Search code examples
pythonpython-3.xxmlxml.etree

XML ElementTree Python: Find all the relations of a node


If we supose the following XML file:

<XML Data>
    <Record>
        <Service>
            <Product id="A"></Product>
            <Product id="B"></Product>
            <Product id="C"></Product>
        </Service>
    </Record>
    <Record>
        <Service>
            <Product id="A"></Product>
            <Product id="B"></Product>
            <Product id="Y"></Product>
        </Service>
    </Record>
    <Record>
        <Service>
            <Product id="U"></Product>
        </Service>
    </Record>
</XML Data>

As you can see, each record shows a single client but without an unique identificator. Each service has multiple products.

I want to get all products that have been sold with product A. Therefore, I am trying to get a list like this:

ServiceID
B
C
Y

I've been using:

import xml.etree.ElementTree as ET

Solution

  • You can select elements based on an attribute via [@attrib='value'] according to the official documentation. When testing this i exchanged your tag <XML Data> and </XML Data> with <Data> and </Data>. Example code:

    from xml.etree import ElementTree as ET
    
    data = ET.parse(r"/path/to/your/input.xml")
    root = data.getroot()
    for product in root.findall("./Record/Service/Product[@id='A']"):
        print(product.attrib["id"])
        print(product.text)
    

    Edit

    After reading your question again i noticed that you first want to check whether a product with id A exists within a Service, and only then store the IDs (uniquely & sorted), so i adapted the code:

    from xml.etree import ElementTree as ET
    
    data = ET.parse(r"/path/to/your/input.xml")
    root = data.getroot()
    product_ids = set()

§ **Short exercise 1**:
In the ElementTree thread, what tags did the answerer use in place of <XML Data> and </XML Data> when testing?
§ **Short exercise 2**:
Rewrite the stretch of the ElementTree thread from "for product in" through "product_ids = set()", changing "product_ids" to "seen_ids".

[Collected data]

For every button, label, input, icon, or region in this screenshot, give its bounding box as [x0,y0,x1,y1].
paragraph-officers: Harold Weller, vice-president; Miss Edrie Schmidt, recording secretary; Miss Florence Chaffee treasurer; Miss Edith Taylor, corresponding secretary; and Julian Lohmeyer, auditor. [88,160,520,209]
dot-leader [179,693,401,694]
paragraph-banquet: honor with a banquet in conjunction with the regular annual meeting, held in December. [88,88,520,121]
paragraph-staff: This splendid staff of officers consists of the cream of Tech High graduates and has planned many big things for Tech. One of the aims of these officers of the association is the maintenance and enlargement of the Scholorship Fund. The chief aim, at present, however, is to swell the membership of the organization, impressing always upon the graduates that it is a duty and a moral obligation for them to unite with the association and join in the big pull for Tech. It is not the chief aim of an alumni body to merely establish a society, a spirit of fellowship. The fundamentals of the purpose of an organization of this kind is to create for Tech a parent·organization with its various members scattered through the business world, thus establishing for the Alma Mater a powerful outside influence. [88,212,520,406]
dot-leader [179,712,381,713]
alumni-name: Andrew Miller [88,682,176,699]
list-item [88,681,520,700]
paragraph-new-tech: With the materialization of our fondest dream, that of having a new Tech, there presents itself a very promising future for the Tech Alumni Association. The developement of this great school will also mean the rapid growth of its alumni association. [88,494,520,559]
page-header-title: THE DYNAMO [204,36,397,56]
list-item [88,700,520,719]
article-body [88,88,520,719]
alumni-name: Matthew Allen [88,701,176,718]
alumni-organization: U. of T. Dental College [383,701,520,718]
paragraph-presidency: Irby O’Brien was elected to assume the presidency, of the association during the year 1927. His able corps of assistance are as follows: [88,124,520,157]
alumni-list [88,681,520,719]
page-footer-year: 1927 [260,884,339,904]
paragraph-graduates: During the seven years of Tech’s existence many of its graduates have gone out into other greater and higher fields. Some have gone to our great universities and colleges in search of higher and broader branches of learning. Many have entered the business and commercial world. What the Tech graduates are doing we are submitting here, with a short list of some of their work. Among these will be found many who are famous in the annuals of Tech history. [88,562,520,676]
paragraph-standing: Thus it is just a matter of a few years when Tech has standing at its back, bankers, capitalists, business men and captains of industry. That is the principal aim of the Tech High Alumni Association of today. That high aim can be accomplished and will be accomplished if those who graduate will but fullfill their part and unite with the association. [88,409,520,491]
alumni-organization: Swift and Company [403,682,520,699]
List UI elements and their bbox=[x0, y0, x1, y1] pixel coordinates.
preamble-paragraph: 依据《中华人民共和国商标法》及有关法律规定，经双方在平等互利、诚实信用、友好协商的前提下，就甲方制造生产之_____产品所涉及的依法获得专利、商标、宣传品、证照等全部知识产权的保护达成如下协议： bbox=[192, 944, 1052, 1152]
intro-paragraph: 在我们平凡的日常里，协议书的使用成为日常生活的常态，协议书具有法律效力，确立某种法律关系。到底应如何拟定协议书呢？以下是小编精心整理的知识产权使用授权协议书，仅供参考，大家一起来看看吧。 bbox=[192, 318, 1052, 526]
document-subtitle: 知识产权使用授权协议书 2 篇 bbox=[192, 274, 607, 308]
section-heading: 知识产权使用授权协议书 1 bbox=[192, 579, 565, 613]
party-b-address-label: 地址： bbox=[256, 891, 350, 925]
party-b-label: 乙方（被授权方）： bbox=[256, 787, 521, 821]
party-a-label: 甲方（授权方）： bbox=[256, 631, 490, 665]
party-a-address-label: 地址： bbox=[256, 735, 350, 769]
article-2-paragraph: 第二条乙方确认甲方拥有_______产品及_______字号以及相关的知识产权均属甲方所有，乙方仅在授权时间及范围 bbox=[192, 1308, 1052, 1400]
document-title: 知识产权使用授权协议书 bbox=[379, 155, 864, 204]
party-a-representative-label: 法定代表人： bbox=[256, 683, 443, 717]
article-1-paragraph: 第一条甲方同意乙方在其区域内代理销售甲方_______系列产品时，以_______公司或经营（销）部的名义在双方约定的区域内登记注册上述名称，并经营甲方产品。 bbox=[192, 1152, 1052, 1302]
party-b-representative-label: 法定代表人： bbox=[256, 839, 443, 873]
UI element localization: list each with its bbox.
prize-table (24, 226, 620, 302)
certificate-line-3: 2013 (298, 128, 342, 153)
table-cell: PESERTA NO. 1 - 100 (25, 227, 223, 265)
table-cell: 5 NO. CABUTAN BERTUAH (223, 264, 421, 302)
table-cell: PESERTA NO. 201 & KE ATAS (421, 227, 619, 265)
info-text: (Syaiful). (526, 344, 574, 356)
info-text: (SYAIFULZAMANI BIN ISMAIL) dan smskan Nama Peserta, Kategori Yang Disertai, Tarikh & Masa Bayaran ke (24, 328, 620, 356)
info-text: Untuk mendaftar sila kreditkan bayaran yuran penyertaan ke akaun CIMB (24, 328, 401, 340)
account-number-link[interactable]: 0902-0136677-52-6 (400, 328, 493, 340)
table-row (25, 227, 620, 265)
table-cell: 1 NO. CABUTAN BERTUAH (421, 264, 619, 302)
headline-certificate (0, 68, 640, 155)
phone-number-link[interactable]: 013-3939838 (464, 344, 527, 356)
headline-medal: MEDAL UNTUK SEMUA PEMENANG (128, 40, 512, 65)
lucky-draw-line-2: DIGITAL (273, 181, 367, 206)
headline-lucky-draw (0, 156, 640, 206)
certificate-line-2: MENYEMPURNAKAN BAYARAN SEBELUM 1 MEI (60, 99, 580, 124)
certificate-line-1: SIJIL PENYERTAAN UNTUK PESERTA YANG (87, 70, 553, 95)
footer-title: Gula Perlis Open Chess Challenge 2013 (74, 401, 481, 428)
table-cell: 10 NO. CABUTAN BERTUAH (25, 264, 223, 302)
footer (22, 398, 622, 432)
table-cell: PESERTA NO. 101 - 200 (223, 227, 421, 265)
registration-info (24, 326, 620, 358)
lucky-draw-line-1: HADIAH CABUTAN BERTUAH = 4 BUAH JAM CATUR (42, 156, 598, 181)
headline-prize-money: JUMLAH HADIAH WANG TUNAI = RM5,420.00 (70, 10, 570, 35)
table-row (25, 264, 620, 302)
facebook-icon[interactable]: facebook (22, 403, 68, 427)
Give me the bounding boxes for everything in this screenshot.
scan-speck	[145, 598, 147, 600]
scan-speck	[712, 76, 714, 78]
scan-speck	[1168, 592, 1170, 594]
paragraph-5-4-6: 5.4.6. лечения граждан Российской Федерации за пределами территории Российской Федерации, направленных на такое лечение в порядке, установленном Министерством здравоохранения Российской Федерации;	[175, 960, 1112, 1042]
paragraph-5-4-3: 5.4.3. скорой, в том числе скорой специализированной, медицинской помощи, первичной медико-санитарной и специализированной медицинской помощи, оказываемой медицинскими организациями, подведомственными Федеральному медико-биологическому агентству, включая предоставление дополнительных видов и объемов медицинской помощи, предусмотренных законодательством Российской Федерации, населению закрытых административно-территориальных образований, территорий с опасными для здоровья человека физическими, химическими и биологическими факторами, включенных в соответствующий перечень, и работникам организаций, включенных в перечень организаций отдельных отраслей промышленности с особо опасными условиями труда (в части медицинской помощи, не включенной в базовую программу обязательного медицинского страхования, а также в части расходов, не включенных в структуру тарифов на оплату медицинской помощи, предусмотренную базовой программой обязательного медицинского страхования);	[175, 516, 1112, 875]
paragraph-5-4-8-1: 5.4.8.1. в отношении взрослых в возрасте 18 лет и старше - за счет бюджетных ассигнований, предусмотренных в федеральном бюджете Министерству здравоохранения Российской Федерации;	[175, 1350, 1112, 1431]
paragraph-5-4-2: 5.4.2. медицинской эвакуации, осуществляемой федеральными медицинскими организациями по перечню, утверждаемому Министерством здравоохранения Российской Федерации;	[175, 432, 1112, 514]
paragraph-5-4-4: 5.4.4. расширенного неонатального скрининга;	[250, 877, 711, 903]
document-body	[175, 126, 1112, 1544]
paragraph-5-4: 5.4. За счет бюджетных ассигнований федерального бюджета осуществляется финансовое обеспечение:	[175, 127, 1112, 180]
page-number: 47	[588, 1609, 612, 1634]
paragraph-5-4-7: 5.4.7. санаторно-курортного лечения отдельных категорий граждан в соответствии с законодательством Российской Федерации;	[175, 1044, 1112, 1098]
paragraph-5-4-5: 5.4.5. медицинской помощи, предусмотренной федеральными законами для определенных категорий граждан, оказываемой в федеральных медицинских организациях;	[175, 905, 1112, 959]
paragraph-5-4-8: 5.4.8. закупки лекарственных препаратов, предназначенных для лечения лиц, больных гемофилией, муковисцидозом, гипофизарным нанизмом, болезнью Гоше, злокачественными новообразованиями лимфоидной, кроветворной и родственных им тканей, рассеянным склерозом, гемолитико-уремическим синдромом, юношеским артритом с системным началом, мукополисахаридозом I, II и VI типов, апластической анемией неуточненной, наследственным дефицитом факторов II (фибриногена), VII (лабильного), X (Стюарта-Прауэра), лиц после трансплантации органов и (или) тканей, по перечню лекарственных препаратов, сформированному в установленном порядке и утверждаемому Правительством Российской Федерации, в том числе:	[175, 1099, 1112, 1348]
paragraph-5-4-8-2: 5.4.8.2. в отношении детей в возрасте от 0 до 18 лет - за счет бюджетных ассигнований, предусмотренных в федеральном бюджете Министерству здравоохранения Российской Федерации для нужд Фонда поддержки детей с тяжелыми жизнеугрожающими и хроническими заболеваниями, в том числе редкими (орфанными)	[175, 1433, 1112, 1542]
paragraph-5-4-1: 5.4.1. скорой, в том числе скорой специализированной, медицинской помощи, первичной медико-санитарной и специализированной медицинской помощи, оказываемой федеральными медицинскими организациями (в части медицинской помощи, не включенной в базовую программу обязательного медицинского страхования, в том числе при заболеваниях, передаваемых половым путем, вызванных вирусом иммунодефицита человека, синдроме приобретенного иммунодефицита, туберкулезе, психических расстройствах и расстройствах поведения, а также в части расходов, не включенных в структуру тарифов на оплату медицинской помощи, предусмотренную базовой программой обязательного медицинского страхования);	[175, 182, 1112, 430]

§ **Complete response 1**:
<Data> and </Data>

§ **Complete response 2**:
for product in root.findall("./Record/Service/Product[@id='A']"):
        print(product.attrib["id"])
        print(product.text)
    

    Edit

    After reading your question again i noticed that you first want to check whether a product with id A exists within a Service, and only then store the IDs (uniquely & sorted), so i adapted the code:

    from xml.etree import ElementTree as ET
    
    data = ET.parse(r"/path/to/your/input.xml")
    root = data.getroot()
    seen_ids = set()